## begin
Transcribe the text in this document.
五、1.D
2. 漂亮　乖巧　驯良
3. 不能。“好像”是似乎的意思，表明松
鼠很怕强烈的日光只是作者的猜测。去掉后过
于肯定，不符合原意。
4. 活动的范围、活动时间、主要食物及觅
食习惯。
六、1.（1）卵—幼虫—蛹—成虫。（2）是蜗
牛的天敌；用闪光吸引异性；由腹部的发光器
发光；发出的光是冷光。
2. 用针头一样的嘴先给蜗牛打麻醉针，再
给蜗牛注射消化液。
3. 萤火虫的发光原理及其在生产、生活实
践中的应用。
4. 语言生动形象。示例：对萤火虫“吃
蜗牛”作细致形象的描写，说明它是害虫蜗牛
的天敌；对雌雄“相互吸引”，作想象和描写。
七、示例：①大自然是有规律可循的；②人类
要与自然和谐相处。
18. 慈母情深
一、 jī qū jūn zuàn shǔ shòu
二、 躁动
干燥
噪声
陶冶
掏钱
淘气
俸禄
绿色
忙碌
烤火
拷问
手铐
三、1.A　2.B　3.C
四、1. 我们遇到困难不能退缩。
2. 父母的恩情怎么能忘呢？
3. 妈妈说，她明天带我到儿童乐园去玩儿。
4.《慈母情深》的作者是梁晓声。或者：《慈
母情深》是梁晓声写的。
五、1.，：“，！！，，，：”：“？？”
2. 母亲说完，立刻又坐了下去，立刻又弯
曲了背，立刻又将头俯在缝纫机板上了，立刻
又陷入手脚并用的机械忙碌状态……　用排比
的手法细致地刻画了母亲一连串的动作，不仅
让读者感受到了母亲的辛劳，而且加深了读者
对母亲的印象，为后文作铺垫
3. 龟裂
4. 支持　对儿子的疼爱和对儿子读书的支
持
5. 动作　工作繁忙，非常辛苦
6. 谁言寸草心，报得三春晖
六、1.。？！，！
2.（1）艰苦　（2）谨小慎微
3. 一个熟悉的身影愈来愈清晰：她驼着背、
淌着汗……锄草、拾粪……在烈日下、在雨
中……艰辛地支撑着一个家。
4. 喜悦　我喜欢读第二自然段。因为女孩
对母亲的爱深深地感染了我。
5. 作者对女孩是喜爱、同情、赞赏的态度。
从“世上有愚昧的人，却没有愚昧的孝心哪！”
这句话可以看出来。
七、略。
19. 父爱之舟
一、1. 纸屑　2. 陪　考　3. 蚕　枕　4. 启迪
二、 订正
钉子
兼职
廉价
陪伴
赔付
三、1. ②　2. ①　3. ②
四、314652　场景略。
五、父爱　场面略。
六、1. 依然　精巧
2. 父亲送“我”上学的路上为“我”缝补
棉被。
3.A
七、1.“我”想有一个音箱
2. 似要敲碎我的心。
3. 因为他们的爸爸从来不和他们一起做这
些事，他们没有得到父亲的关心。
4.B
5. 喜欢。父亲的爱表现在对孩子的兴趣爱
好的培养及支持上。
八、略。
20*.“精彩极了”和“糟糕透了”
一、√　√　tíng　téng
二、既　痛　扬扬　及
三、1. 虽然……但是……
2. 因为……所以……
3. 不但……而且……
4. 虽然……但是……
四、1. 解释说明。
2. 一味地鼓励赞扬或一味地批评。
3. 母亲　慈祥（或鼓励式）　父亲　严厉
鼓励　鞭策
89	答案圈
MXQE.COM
## end
__EXERCISE DETAILS__:
Set down the entries verbatim, leaving none out.

__THE ANSWER__:
Transcribe the text in this document.
五、1.D
2. 漂亮　乖巧　驯良
3. 不能。“好像”是似乎的意思，表明松
鼠很怕强烈的日光只是作者的猜测。去掉后过
于肯定，不符合原意。
4. 活动的范围、活动时间、主要食物及觅
食习惯。
六、1.（1）卵—幼虫—蛹—成虫。（2）是蜗
牛的天敌；用闪光吸引异性；由腹部的发光器
发光；发出的光是冷光。
2. 用针头一样的嘴先给蜗牛打麻醉针，再
给蜗牛注射消化液。
3. 萤火虫的发光原理及其在生产、生活实
践中的应用。
4. 语言生动形象。示例：对萤火虫“吃
蜗牛”作细致形象的描写，说明它是害虫蜗牛
的天敌；对雌雄“相互吸引”，作想象和描写。
七、示例：①大自然是有规律可循的；②人类
要与自然和谐相处。
18. 慈母情深
一、 jī qū jūn zuàn shǔ shòu
二、 躁动
干燥
噪声
陶冶
掏钱
淘气
俸禄
绿色
忙碌
烤火
拷问
手铐
三、1.A　2.B　3.C
四、1. 我们遇到困难不能退缩。
2. 父母的恩情怎么能忘呢？
3. 妈妈说，她明天带我到儿童乐园去玩儿。
4.《慈母情深》的作者是梁晓声。或者：《慈
母情深》是梁晓声写的。
五、1.，：“，！！，，，：”：“？？”
2. 母亲说完，立刻又坐了下去，立刻又弯
曲了背，立刻又将头俯在缝纫机板上了，立刻
又陷入手脚并用的机械忙碌状态……　用排比
的手法细致地刻画了母亲一连串的动作，不仅
让读者感受到了母亲的辛劳，而且加深了读者
对母亲的印象，为后文作铺垫
3. 龟裂
4. 支持　对儿子的疼爱和对儿子读书的支
持
5. 动作　工作繁忙，非常辛苦
6. 谁言寸草心，报得三春晖
六、1.。？！，！
2.（1）艰苦　（2）谨小慎微
3. 一个熟悉的身影愈来愈清晰：她驼着背、
淌着汗……锄草、拾粪……在烈日下、在雨
中……艰辛地支撑着一个家。
4. 喜悦　我喜欢读第二自然段。因为女孩
对母亲的爱深深地感染了我。
5. 作者对女孩是喜爱、同情、赞赏的态度。
从“世上有愚昧的人，却没有愚昧的孝心哪！”
这句话可以看出来。
七、略。
19. 父爱之舟
一、1. 纸屑　2. 陪　考　3. 蚕　枕　4. 启迪
二、 订正
钉子
兼职
廉价
陪伴
赔付
三、1. ②　2. ①　3. ②
四、314652　场景略。
五、父爱　场面略。
六、1. 依然　精巧
2. 父亲送“我”上学的路上为“我”缝补
棉被。
3.A
七、1.“我”想有一个音箱
2. 似要敲碎我的心。
3. 因为他们的爸爸从来不和他们一起做这
些事，他们没有得到父亲的关心。
4.B
5. 喜欢。父亲的爱表现在对孩子的兴趣爱
好的培养及支持上。
八、略。
20*.“精彩极了”和“糟糕透了”
一、√　√　tíng　téng
二、既　痛　扬扬　及
三、1. 虽然……但是……
2. 因为……所以……
3. 不但……而且……
4. 虽然……但是……
四、1. 解释说明。
2. 一味地鼓励赞扬或一味地批评。
3. 母亲　慈祥（或鼓励式）　父亲　严厉
鼓励　鞭策
89	答案圈
MXQE.COM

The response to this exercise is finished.